_GOAL:_
Quote the records in full and leave their pictures out.

_RECORDS PROVIDED:_

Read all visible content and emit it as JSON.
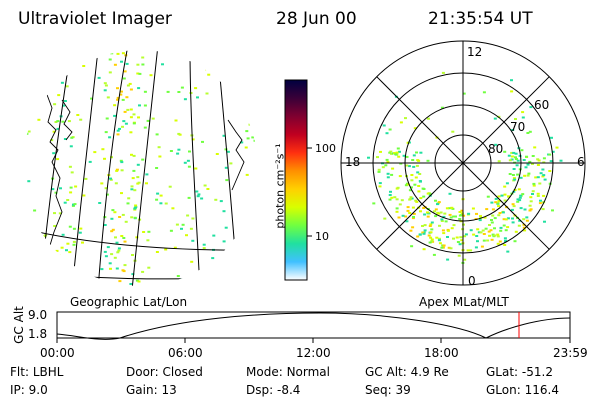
{
  "header": {
    "instrument": "Ultraviolet Imager",
    "date": "28 Jun 00",
    "time": "21:35:54 UT"
  },
  "left_panel": {
    "caption": "Geographic Lat/Lon"
  },
  "right_panel": {
    "caption": "Apex MLat/MLT",
    "hour_labels": {
      "top": "12",
      "left": "18",
      "right": "6",
      "bottom": "0"
    },
    "lat_labels": [
      "60",
      "70",
      "80"
    ]
  },
  "colorbar": {
    "unit_label": "photon cm⁻²s⁻¹",
    "ticks": [
      "100",
      "10"
    ],
    "colors": [
      "#000040",
      "#3a0038",
      "#800030",
      "#c00020",
      "#ff3010",
      "#ff9000",
      "#ffd000",
      "#d8ff00",
      "#70ff40",
      "#20e0a0",
      "#40c0ff",
      "#ffffff"
    ]
  },
  "altitude_plot": {
    "ylabel": "GC Alt",
    "y_ticks": [
      "9.0",
      "1.8"
    ],
    "x_ticks": [
      "00:00",
      "06:00",
      "12:00",
      "18:00",
      "23:59"
    ],
    "marker_color": "#ff0000"
  },
  "info": {
    "flt": {
      "label": "Flt:",
      "value": "LBHL"
    },
    "ip": {
      "label": "IP:",
      "value": "9.0"
    },
    "door": {
      "label": "Door:",
      "value": "Closed"
    },
    "gain": {
      "label": "Gain:",
      "value": "13"
    },
    "mode": {
      "label": "Mode:",
      "value": "Normal"
    },
    "dsp": {
      "label": "Dsp:",
      "value": "-8.4"
    },
    "gcalt": {
      "label": "GC Alt:",
      "value": "4.9 Re"
    },
    "seq": {
      "label": "Seq:",
      "value": "39"
    },
    "glat": {
      "label": "GLat:",
      "value": "-51.2"
    },
    "glon": {
      "label": "GLon:",
      "value": "116.4"
    }
  }
}
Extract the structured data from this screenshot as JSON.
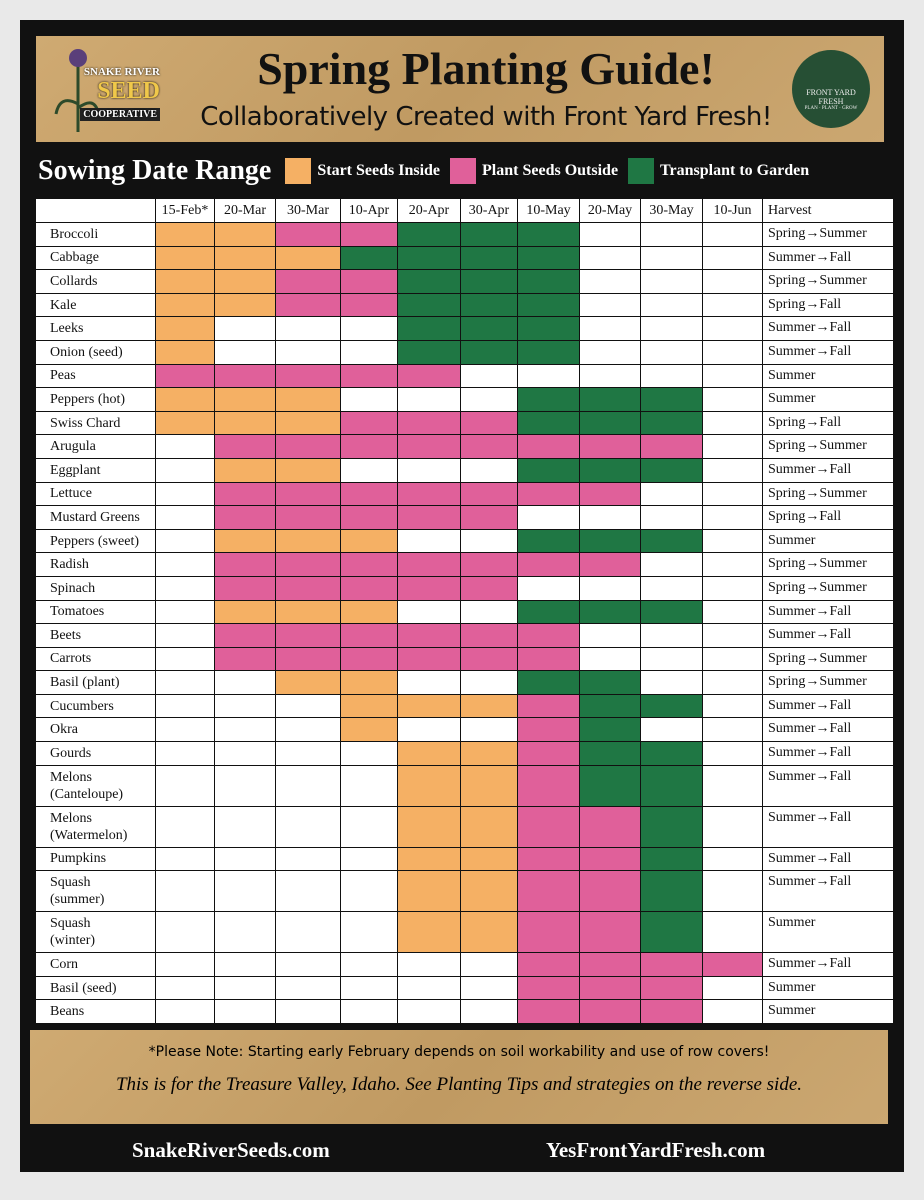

_PROBLEM SOLUTION:_
Read all visible content and emit it as JSON.
{
  "header": {
    "instrument": "Ultraviolet Imager",
    "date": "28 Jun 00",
    "time": "21:35:54 UT"
  },
  "left_panel": {
    "caption": "Geographic Lat/Lon"
  },
  "right_panel": {
    "caption": "Apex MLat/MLT",
    "hour_labels": {
      "top": "12",
      "left": "18",
      "right": "6",
      "bottom": "0"
    },
    "lat_labels": [
      "60",
      "70",
      "80"
    ]
  },
  "colorbar": {
    "unit_label": "photon cm⁻²s⁻¹",
    "ticks": [
      "100",
      "10"
    ],
    "colors": [
      "#000040",
      "#3a0038",
      "#800030",
      "#c00020",
      "#ff3010",
      "#ff9000",
      "#ffd000",
      "#d8ff00",
      "#70ff40",
      "#20e0a0",
      "#40c0ff",
      "#ffffff"
    ]
  },
  "altitude_plot": {
    "ylabel": "GC Alt",
    "y_ticks": [
      "9.0",
      "1.8"
    ],
    "x_ticks": [
      "00:00",
      "06:00",
      "12:00",
      "18:00",
      "23:59"
    ],
    "marker_color": "#ff0000"
  },
  "info": {
    "flt": {
      "label": "Flt:",
      "value": "LBHL"
    },
    "ip": {
      "label": "IP:",
      "value": "9.0"
    },
    "door": {
      "label": "Door:",
      "value": "Closed"
    },
    "gain": {
      "label": "Gain:",
      "value": "13"
    },
    "mode": {
      "label": "Mode:",
      "value": "Normal"
    },
    "dsp": {
      "label": "Dsp:",
      "value": "-8.4"
    },
    "gcalt": {
      "label": "GC Alt:",
      "value": "4.9 Re"
    },
    "seq": {
      "label": "Seq:",
      "value": "39"
    },
    "glat": {
      "label": "GLat:",
      "value": "-51.2"
    },
    "glon": {
      "label": "GLon:",
      "value": "116.4"
    }
  }
}
Extract the structured data from this screenshot as JSON.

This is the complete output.